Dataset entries
──────────

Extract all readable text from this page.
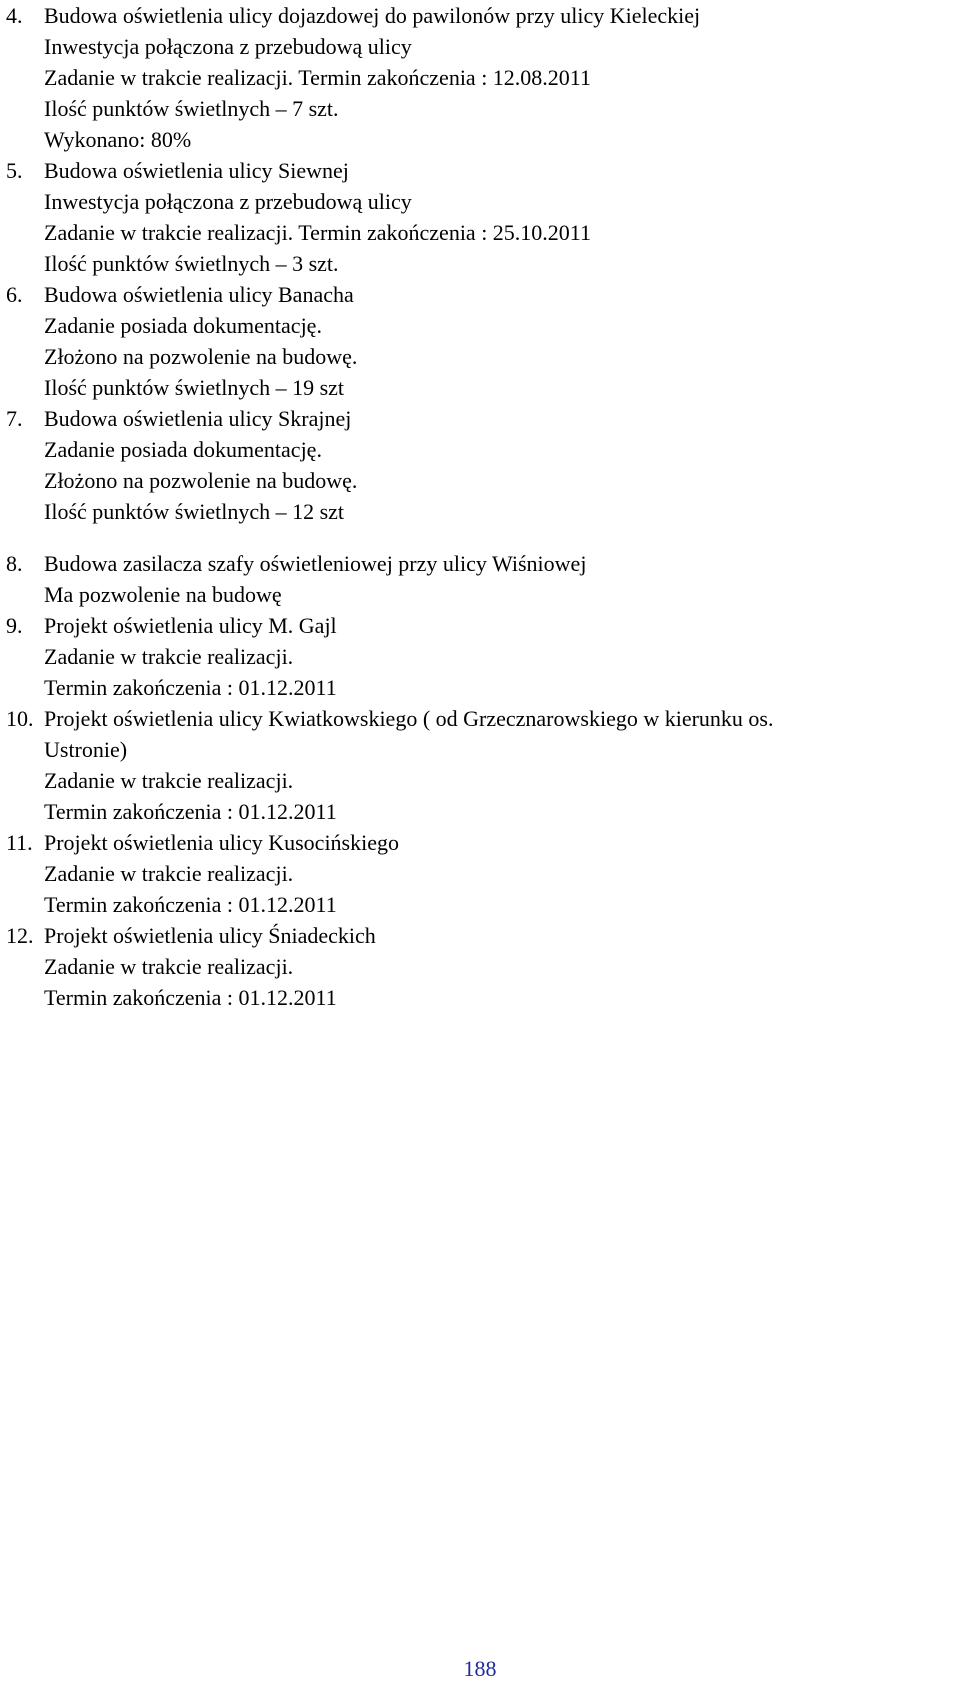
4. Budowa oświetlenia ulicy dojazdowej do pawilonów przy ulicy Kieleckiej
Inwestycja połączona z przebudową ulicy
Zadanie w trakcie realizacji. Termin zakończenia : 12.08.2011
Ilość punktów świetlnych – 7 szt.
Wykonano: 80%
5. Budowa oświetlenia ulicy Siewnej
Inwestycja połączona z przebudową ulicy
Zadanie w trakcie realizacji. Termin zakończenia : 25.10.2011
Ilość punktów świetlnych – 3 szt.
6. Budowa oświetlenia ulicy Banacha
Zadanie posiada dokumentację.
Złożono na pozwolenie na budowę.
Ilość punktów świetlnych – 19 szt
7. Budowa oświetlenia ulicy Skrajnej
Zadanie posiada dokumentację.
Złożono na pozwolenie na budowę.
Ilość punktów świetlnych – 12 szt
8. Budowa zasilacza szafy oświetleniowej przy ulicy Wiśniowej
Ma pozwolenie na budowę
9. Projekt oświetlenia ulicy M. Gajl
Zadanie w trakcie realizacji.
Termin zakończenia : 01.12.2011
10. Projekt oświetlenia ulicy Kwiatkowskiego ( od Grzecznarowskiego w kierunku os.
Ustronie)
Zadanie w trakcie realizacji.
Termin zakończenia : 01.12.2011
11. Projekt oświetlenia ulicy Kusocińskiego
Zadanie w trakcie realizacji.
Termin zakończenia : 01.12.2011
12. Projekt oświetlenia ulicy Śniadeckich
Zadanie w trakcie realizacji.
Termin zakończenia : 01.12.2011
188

──────────

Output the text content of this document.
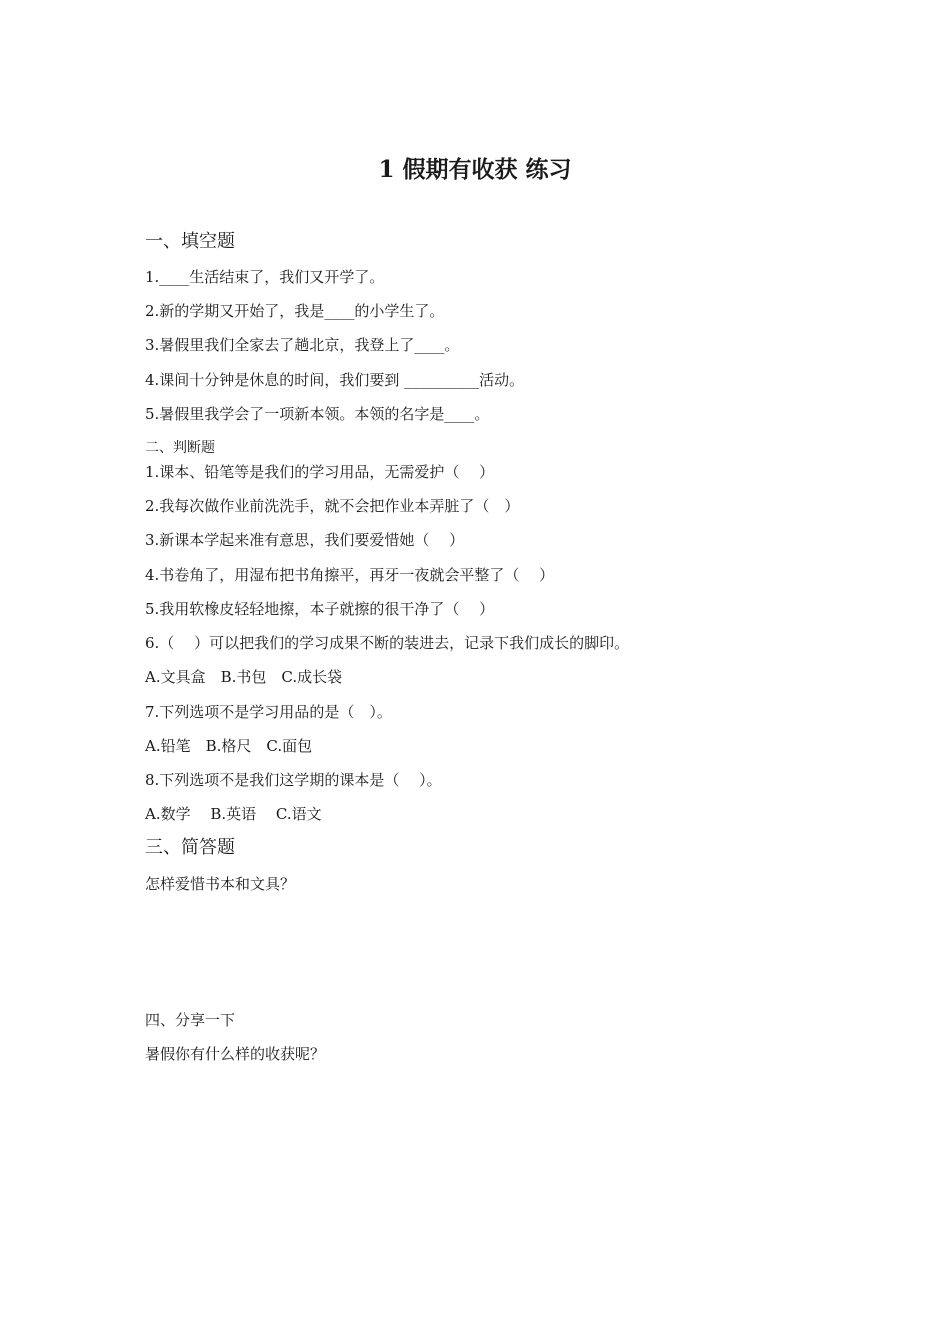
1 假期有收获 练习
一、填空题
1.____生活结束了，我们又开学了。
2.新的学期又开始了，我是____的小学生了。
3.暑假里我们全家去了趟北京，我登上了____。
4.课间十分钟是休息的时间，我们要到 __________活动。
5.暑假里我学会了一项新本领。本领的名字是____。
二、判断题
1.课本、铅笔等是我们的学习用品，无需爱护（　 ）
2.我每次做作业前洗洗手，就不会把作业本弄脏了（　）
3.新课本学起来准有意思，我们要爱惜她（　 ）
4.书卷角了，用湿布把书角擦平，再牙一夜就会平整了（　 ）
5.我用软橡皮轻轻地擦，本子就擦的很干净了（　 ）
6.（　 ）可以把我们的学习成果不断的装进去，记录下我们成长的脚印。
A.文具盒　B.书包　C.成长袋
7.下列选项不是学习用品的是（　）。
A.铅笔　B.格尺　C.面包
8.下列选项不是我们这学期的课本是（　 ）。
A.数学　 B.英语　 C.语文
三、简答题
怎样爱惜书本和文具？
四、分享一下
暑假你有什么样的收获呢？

──────────

REQUIRED TASK
Pick out every line of the listing containing the word "this", and show those lines.

SOLUTION
Extract all readable text from this page.
Output the text content of this document.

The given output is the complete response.